Challenge >> From the entries that follow, list every line in which the string "Jemnice" appears.

[Extracted records]

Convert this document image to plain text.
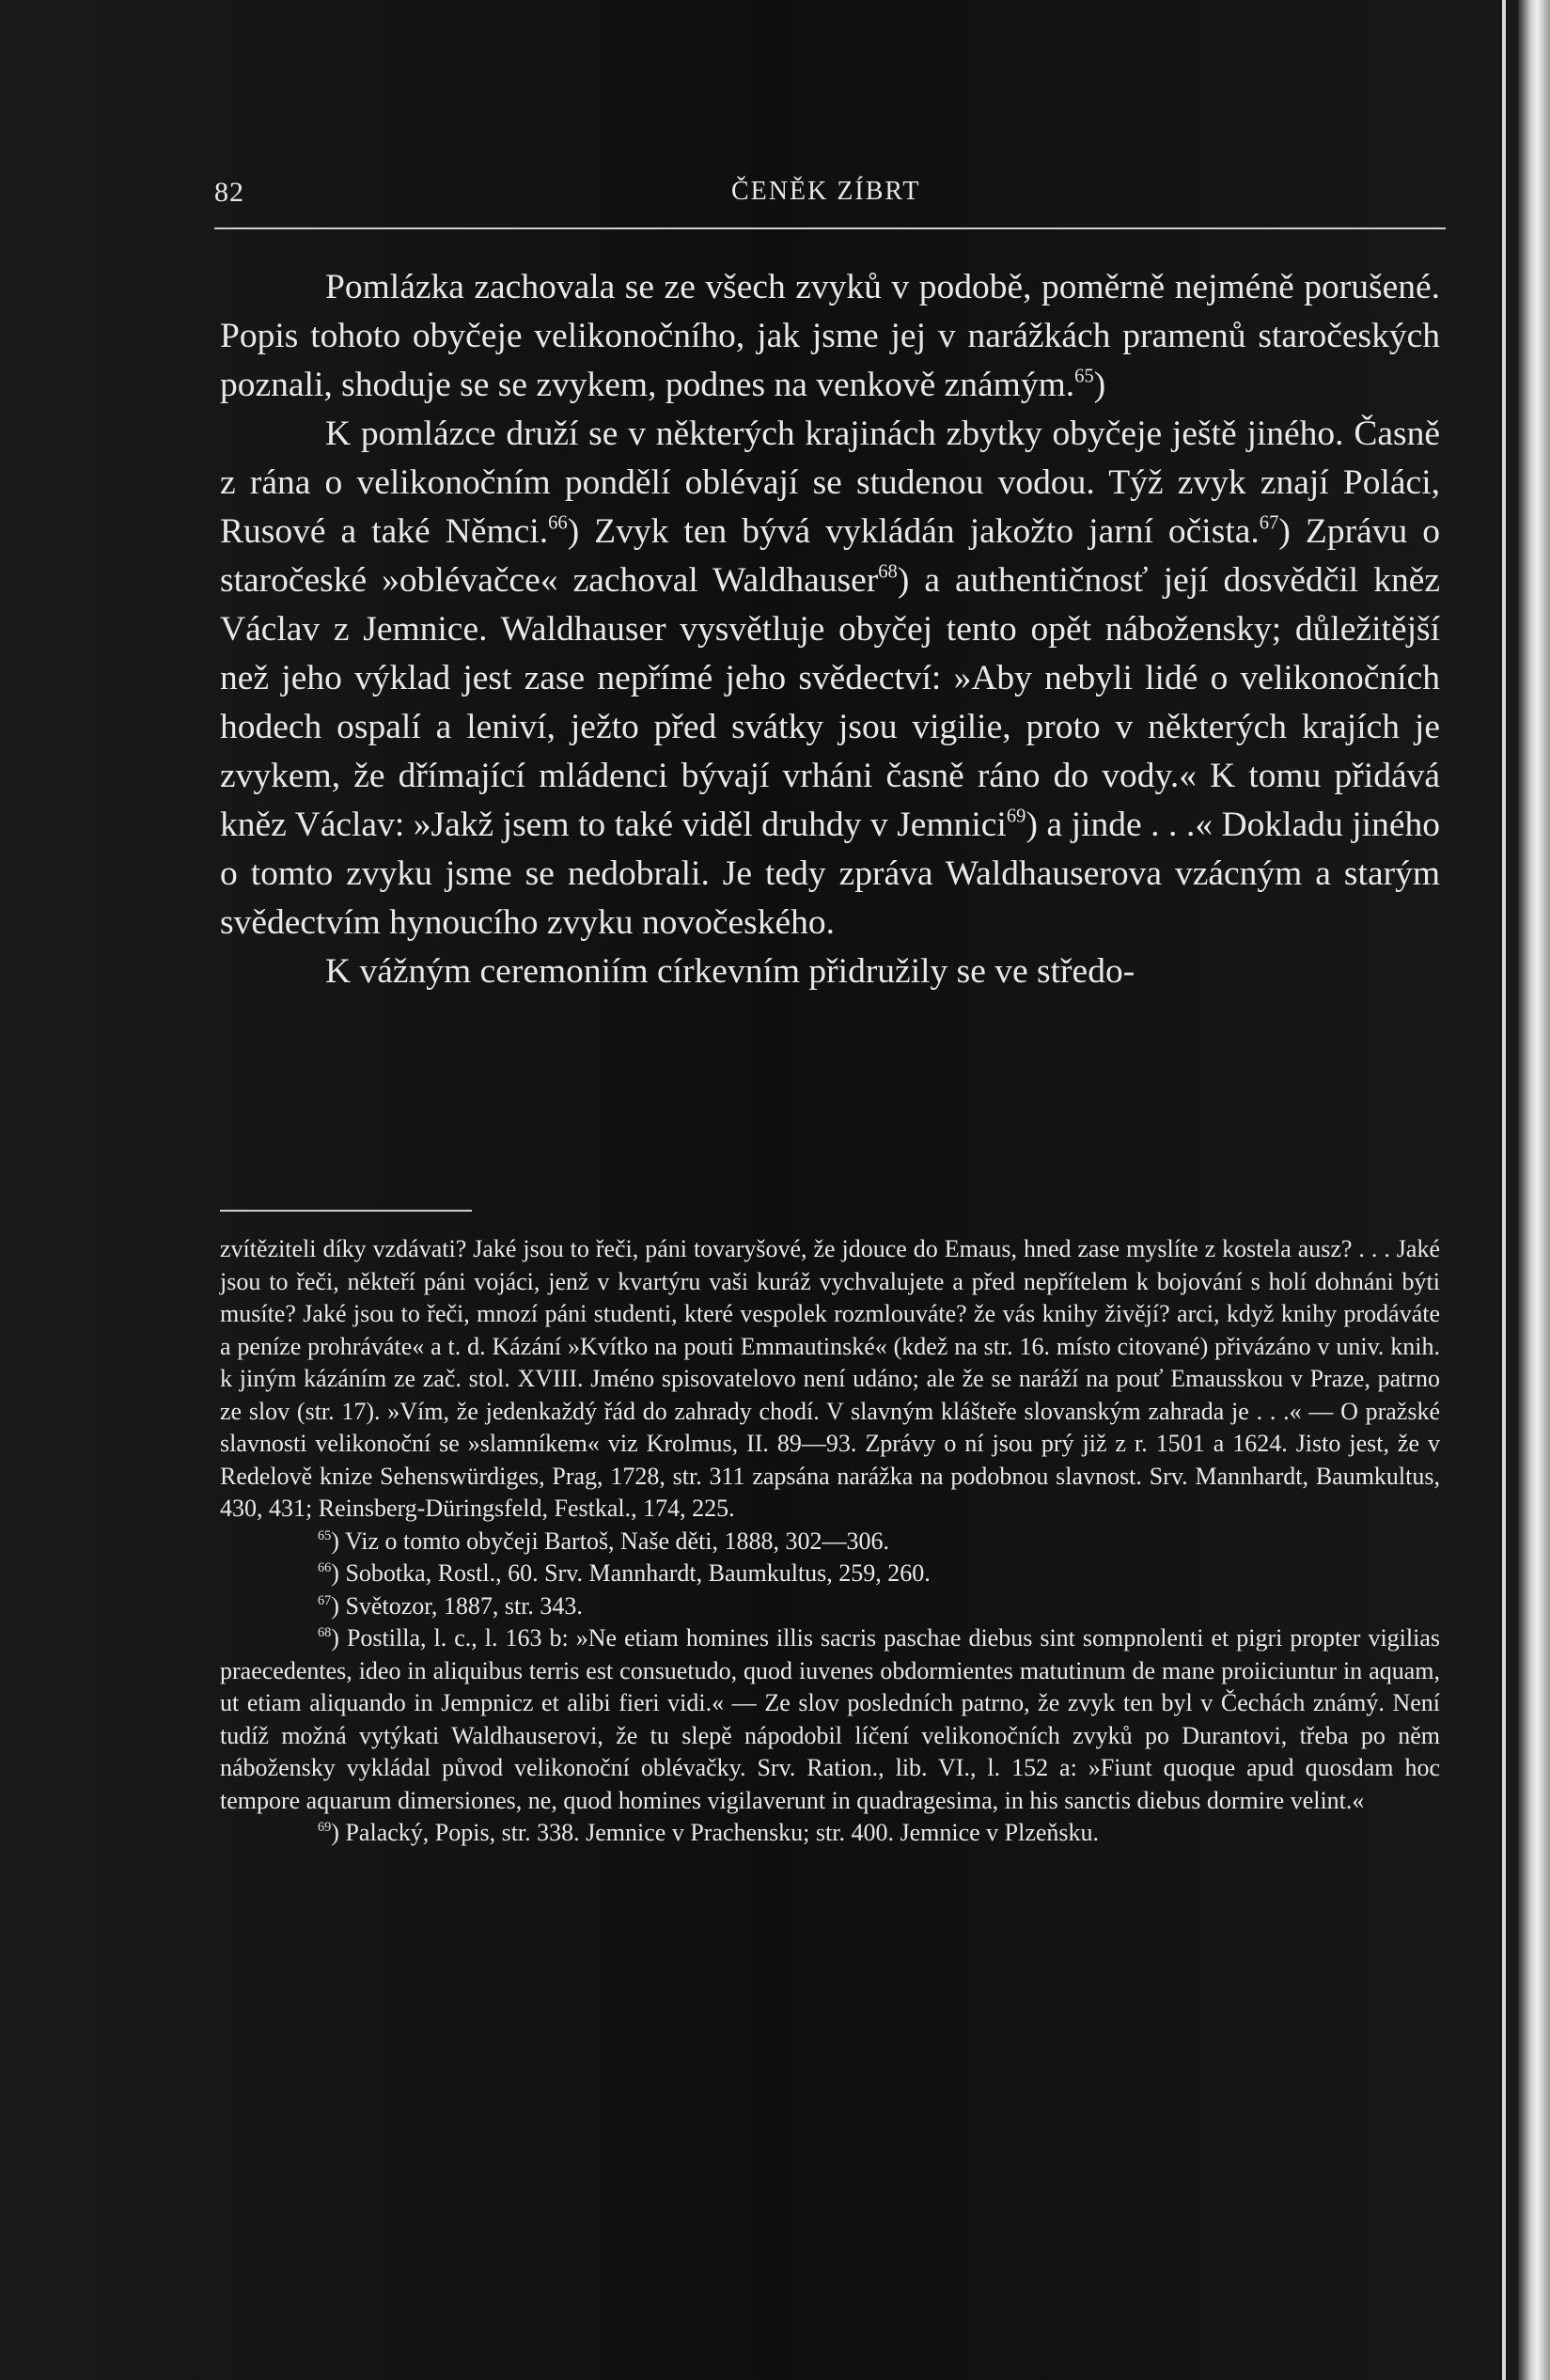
82	ČENĚK ZÍBRT

Pomlázka zachovala se ze všech zvyků v podobě, poměrně nejméně porušené. Popis tohoto obyčeje velikonočního, jak jsme jej v narážkách pramenů staročeských poznali, shoduje se se zvykem, podnes na venkově známým.$^{65}$)

K pomlázce druží se v některých krajinách zbytky obyčeje ještě jiného. Časně z rána o velikonočním pondělí oblévají se studenou vodou. Týž zvyk znají Poláci, Rusové a také Němci.$^{66}$) Zvyk ten bývá vykládán jakožto jarní očista.$^{67}$) Zprávu o staročeské »oblévačce« zachoval Waldhauser$^{68}$) a authentičnosť její dosvědčil kněz Václav z Jemnice. Waldhauser vysvětluje obyčej tento opět nábožensky; důležitější než jeho výklad jest zase nepřímé jeho svědectví: »Aby nebyli lidé o velikonočních hodech ospalí a leniví, ježto před svátky jsou vigilie, proto v některých krajích je zvykem, že dřímající mládenci bývají vrháni časně ráno do vody.« K tomu přidává kněz Václav: »Jakž jsem to také viděl druhdy v Jemnici$^{69}$) a jinde . . .« Dokladu jiného o tomto zvyku jsme se nedobrali. Je tedy zpráva Waldhauserova vzácným a starým svědectvím hynoucího zvyku novočeského.

K vážným ceremoniím církevním přidružily se ve středo-

zvítěziteli díky vzdávati? Jaké jsou to řeči, páni tovaryšové, že jdouce do Emaus, hned zase myslíte z kostela ausz? . . . Jaké jsou to řeči, někteří páni vojáci, jenž v kvartýru vaši kuráž vychvalujete a před nepřítelem k bojování s holí dohnáni býti musíte? Jaké jsou to řeči, mnozí páni studenti, které vespolek rozmlouváte? že vás knihy živějí? arci, když knihy prodáváte a peníze prohráváte« a t. d. Kázání »Kvítko na pouti Emmautinské« (kdež na str. 16. místo citované) přivázáno v univ. knih. k jiným kázáním ze zač. stol. XVIII. Jméno spisovatelovo není udáno; ale že se naráží na pouť Emausskou v Praze, patrno ze slov (str. 17). »Vím, že jedenkaždý řád do zahrady chodí. V slavným klášteře slovanským zahrada je . . .« — O pražské slavnosti velikonoční se »slamníkem« viz Krolmus, II. 89—93. Zprávy o ní jsou prý již z r. 1501 a 1624. Jisto jest, že v Redelově knize Sehenswürdiges, Prag, 1728, str. 311 zapsána narážka na podobnou slavnost. Srv. Mannhardt, Baumkultus, 430, 431; Reinsberg-Düringsfeld, Festkal., 174, 225.

$^{65}$) Viz o tomto obyčeji Bartoš, Naše děti, 1888, 302—306.

$^{66}$) Sobotka, Rostl., 60. Srv. Mannhardt, Baumkultus, 259, 260.

$^{67}$) Světozor, 1887, str. 343.

$^{68}$) Postilla, l. c., l. 163 b: »Ne etiam homines illis sacris paschae diebus sint sompnolenti et pigri propter vigilias praecedentes, ideo in aliquibus terris est consuetudo, quod iuvenes obdormientes matutinum de mane proiiciuntur in aquam, ut etiam aliquando in Jempnicz et alibi fieri vidi.« — Ze slov posledních patrno, že zvyk ten byl v Čechách známý. Není tudíž možná vytýkati Waldhauserovi, že tu slepě nápodobil líčení velikonočních zvyků po Durantovi, třeba po něm nábožensky vykládal původ velikonoční oblévačky. Srv. Ration., lib. VI., l. 152 a: »Fiunt quoque apud quosdam hoc tempore aquarum dimersiones, ne, quod homines vigilaverunt in quadragesima, in his sanctis diebus dormire velint.«

$^{69}$) Palacký, Popis, str. 338. Jemnice v Prachensku; str. 400. Jemnice v Plzeňsku.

Task result >>
K pomlázce druží se v některých krajinách zbytky obyčeje ještě jiného. Časně z rána o velikonočním pondělí oblévají se studenou vodou. Týž zvyk znají Poláci, Rusové a také Němci.$^{66}$) Zvyk ten bývá vykládán jakožto jarní očista.$^{67}$) Zprávu o staročeské »oblévačce« zachoval Waldhauser$^{68}$) a authentičnosť její dosvědčil kněz Václav z Jemnice. Waldhauser vysvětluje obyčej tento opět nábožensky; důležitější než jeho výklad jest zase nepřímé jeho svědectví: »Aby nebyli lidé o velikonočních hodech ospalí a leniví, ježto před svátky jsou vigilie, proto v některých krajích je zvykem, že dřímající mládenci bývají vrháni časně ráno do vody.« K tomu přidává kněz Václav: »Jakž jsem to také viděl druhdy v Jemnici$^{69}$) a jinde . . .« Dokladu jiného o tomto zvyku jsme se nedobrali. Je tedy zpráva Waldhauserova vzácným a starým svědectvím hynoucího zvyku novočeského.
$^{69}$) Palacký, Popis, str. 338. Jemnice v Prachensku; str. 400. Jemnice v Plzeňsku.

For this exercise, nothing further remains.